Aim of the task
Copy out the listing that follows, exact in every word, and skip the images.

* Begin Entries *

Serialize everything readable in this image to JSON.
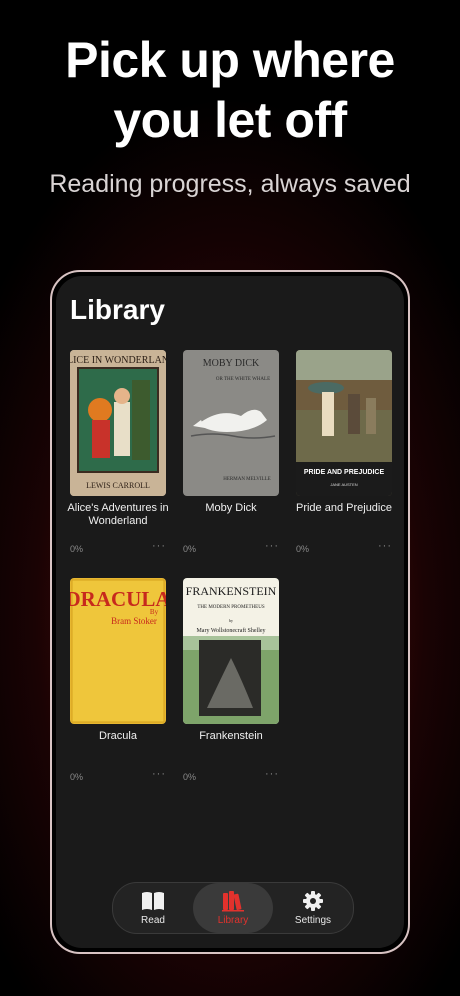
{
  "headline": [
    "Pick up where",
    "you let off"
  ],
  "subheadline": "Reading progress, always saved",
  "library": {
    "title": "Library",
    "books": [
      {
        "title": "Alice's Adventures in Wonderland",
        "cover_text": "ALICE IN WONDERLAND",
        "cover_author": "LEWIS CARROLL",
        "progress": "0%",
        "more": "···"
      },
      {
        "title": "Moby Dick",
        "cover_text": "MOBY DICK",
        "cover_sub": "OR THE WHITE WHALE",
        "cover_author": "HERMAN MELVILLE",
        "progress": "0%",
        "more": "···"
      },
      {
        "title": "Pride and Prejudice",
        "cover_text": "PRIDE AND PREJUDICE",
        "cover_author": "JANE AUSTEN",
        "progress": "0%",
        "more": "···"
      },
      {
        "title": "Dracula",
        "cover_text": "DRACULA",
        "cover_by": "By",
        "cover_author": "Bram Stoker",
        "progress": "0%",
        "more": "···"
      },
      {
        "title": "Frankenstein",
        "cover_text": "FRANKENSTEIN",
        "cover_sub": "THE MODERN PROMETHEUS",
        "cover_by": "by",
        "cover_author": "Mary Wollstonecraft Shelley",
        "progress": "0%",
        "more": "···"
      }
    ]
  },
  "tabs": [
    {
      "label": "Read",
      "icon": "book-open-icon",
      "active": false
    },
    {
      "label": "Library",
      "icon": "books-icon",
      "active": true
    },
    {
      "label": "Settings",
      "icon": "gear-icon",
      "active": false
    }
  ],
  "colors": {
    "accent": "#e2322d",
    "background_glow": "#7a0b12"
  }
}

* End Entries *

Solution to this task
Serialize everything readable in this image to JSON.
{
  "headline": [
    "Pick up where",
    "you let off"
  ],
  "subheadline": "Reading progress, always saved",
  "library": {
    "title": "Library",
    "books": [
      {
        "title": "Alice's Adventures in Wonderland",
        "cover_text": "ALICE IN WONDERLAND",
        "cover_author": "LEWIS CARROLL",
        "progress": "0%",
        "more": "···"
      },
      {
        "title": "Moby Dick",
        "cover_text": "MOBY DICK",
        "cover_sub": "OR THE WHITE WHALE",
        "cover_author": "HERMAN MELVILLE",
        "progress": "0%",
        "more": "···"
      },
      {
        "title": "Pride and Prejudice",
        "cover_text": "PRIDE AND PREJUDICE",
        "cover_author": "JANE AUSTEN",
        "progress": "0%",
        "more": "···"
      },
      {
        "title": "Dracula",
        "cover_text": "DRACULA",
        "cover_by": "By",
        "cover_author": "Bram Stoker",
        "progress": "0%",
        "more": "···"
      },
      {
        "title": "Frankenstein",
        "cover_text": "FRANKENSTEIN",
        "cover_sub": "THE MODERN PROMETHEUS",
        "cover_by": "by",
        "cover_author": "Mary Wollstonecraft Shelley",
        "progress": "0%",
        "more": "···"
      }
    ]
  },
  "tabs": [
    {
      "label": "Read",
      "icon": "book-open-icon",
      "active": false
    },
    {
      "label": "Library",
      "icon": "books-icon",
      "active": true
    },
    {
      "label": "Settings",
      "icon": "gear-icon",
      "active": false
    }
  ],
  "colors": {
    "accent": "#e2322d",
    "background_glow": "#7a0b12"
  }
}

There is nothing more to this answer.